EXERCISE BRIEF ->
Make an exact copy of the data below, leaving out every picture.

Saved entries

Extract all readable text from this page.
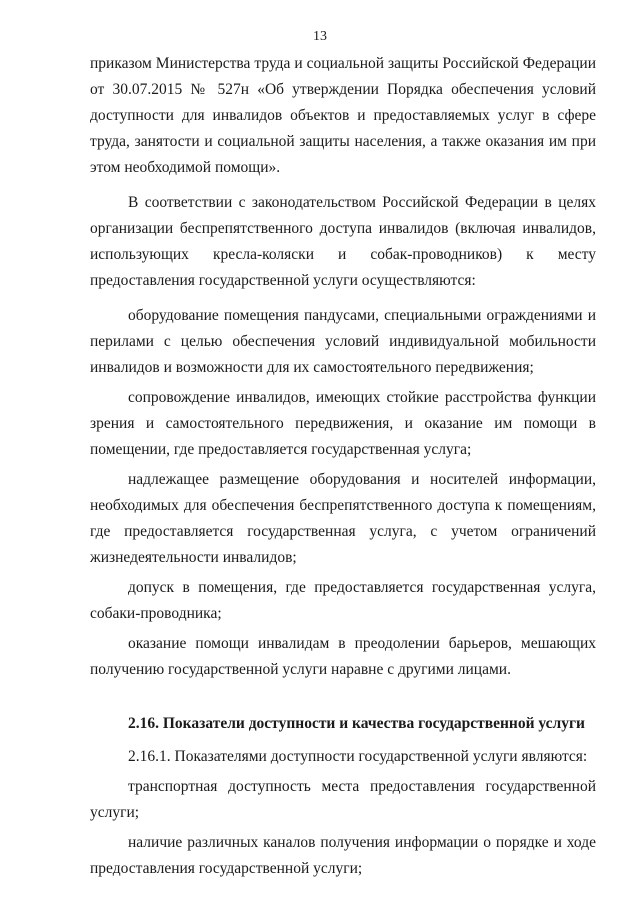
13

приказом Министерства труда и социальной защиты Российской Федерации от 30.07.2015 № 527н «Об утверждении Порядка обеспечения условий доступности для инвалидов объектов и предоставляемых услуг в сфере труда, занятости и социальной защиты населения, а также оказания им при этом необходимой помощи».

В соответствии с законодательством Российской Федерации в целях организации беспрепятственного доступа инвалидов (включая инвалидов, использующих кресла-коляски и собак-проводников) к месту предоставления государственной услуги осуществляются:

оборудование помещения пандусами, специальными ограждениями и перилами с целью обеспечения условий индивидуальной мобильности инвалидов и возможности для их самостоятельного передвижения;

сопровождение инвалидов, имеющих стойкие расстройства функции зрения и самостоятельного передвижения, и оказание им помощи в помещении, где предоставляется государственная услуга;

надлежащее размещение оборудования и носителей информации, необходимых для обеспечения беспрепятственного доступа к помещениям, где предоставляется государственная услуга, с учетом ограничений жизнедеятельности инвалидов;

допуск в помещения, где предоставляется государственная услуга, собаки-проводника;

оказание помощи инвалидам в преодолении барьеров, мешающих получению государственной услуги наравне с другими лицами.

2.16. Показатели доступности и качества государственной услуги

2.16.1. Показателями доступности государственной услуги являются:

транспортная доступность места предоставления государственной услуги;

наличие различных каналов получения информации о порядке и ходе предоставления государственной услуги;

THE REPLY ->
Extract all readable text from this page.
13

приказом Министерства труда и социальной защиты Российской Федерации от 30.07.2015 № 527н «Об утверждении Порядка обеспечения условий доступности для инвалидов объектов и предоставляемых услуг в сфере труда, занятости и социальной защиты населения, а также оказания им при этом необходимой помощи».

В соответствии с законодательством Российской Федерации в целях организации беспрепятственного доступа инвалидов (включая инвалидов, использующих кресла-коляски и собак-проводников) к месту предоставления государственной услуги осуществляются:

оборудование помещения пандусами, специальными ограждениями и перилами с целью обеспечения условий индивидуальной мобильности инвалидов и возможности для их самостоятельного передвижения;

сопровождение инвалидов, имеющих стойкие расстройства функции зрения и самостоятельного передвижения, и оказание им помощи в помещении, где предоставляется государственная услуга;

надлежащее размещение оборудования и носителей информации, необходимых для обеспечения беспрепятственного доступа к помещениям, где предоставляется государственная услуга, с учетом ограничений жизнедеятельности инвалидов;

допуск в помещения, где предоставляется государственная услуга, собаки-проводника;

оказание помощи инвалидам в преодолении барьеров, мешающих получению государственной услуги наравне с другими лицами.

2.16. Показатели доступности и качества государственной услуги

2.16.1. Показателями доступности государственной услуги являются:

транспортная доступность места предоставления государственной услуги;

наличие различных каналов получения информации о порядке и ходе предоставления государственной услуги;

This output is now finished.